» **Your goal**
Your task is to give the listing below back word for word, pictures excluded.

» **Data provided**
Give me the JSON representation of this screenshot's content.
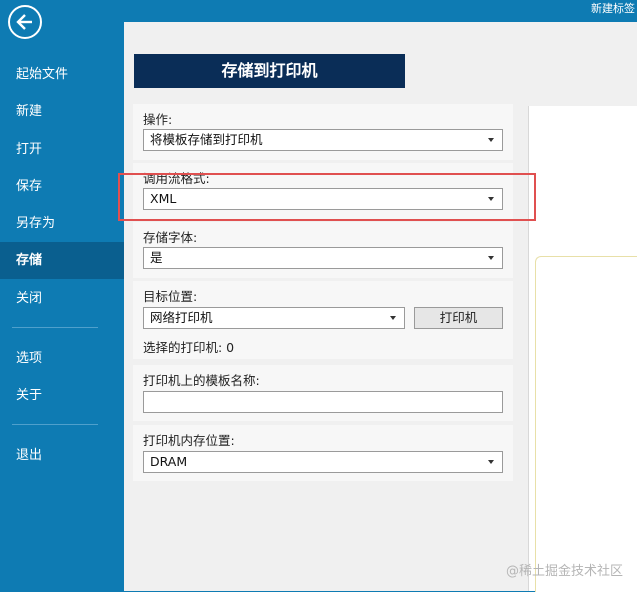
{
  "titlebar": {
    "text": "新建标签"
  },
  "sidebar": {
    "items": [
      {
        "label": "起始文件"
      },
      {
        "label": "新建"
      },
      {
        "label": "打开"
      },
      {
        "label": "保存"
      },
      {
        "label": "另存为"
      },
      {
        "label": "存储"
      },
      {
        "label": "关闭"
      },
      {
        "label": "选项"
      },
      {
        "label": "关于"
      },
      {
        "label": "退出"
      }
    ]
  },
  "header": {
    "title": "存储到打印机"
  },
  "form": {
    "operation": {
      "label": "操作:",
      "value": "将模板存储到打印机"
    },
    "call_format": {
      "label": "调用流格式:",
      "value": "XML"
    },
    "store_fonts": {
      "label": "存储字体:",
      "value": "是"
    },
    "target": {
      "label": "目标位置:",
      "value": "网络打印机",
      "button": "打印机",
      "selected_text": "选择的打印机: 0"
    },
    "template_name": {
      "label": "打印机上的模板名称:",
      "value": ""
    },
    "memory": {
      "label": "打印机内存位置:",
      "value": "DRAM"
    }
  },
  "watermark": "@稀土掘金技术社区"
}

» **Expected output**
Give me the JSON representation of this screenshot's content.
{
  "titlebar": {
    "text": "新建标签"
  },
  "sidebar": {
    "items": [
      {
        "label": "起始文件"
      },
      {
        "label": "新建"
      },
      {
        "label": "打开"
      },
      {
        "label": "保存"
      },
      {
        "label": "另存为"
      },
      {
        "label": "存储"
      },
      {
        "label": "关闭"
      },
      {
        "label": "选项"
      },
      {
        "label": "关于"
      },
      {
        "label": "退出"
      }
    ]
  },
  "header": {
    "title": "存储到打印机"
  },
  "form": {
    "operation": {
      "label": "操作:",
      "value": "将模板存储到打印机"
    },
    "call_format": {
      "label": "调用流格式:",
      "value": "XML"
    },
    "store_fonts": {
      "label": "存储字体:",
      "value": "是"
    },
    "target": {
      "label": "目标位置:",
      "value": "网络打印机",
      "button": "打印机",
      "selected_text": "选择的打印机: 0"
    },
    "template_name": {
      "label": "打印机上的模板名称:",
      "value": ""
    },
    "memory": {
      "label": "打印机内存位置:",
      "value": "DRAM"
    }
  },
  "watermark": "@稀土掘金技术社区"
}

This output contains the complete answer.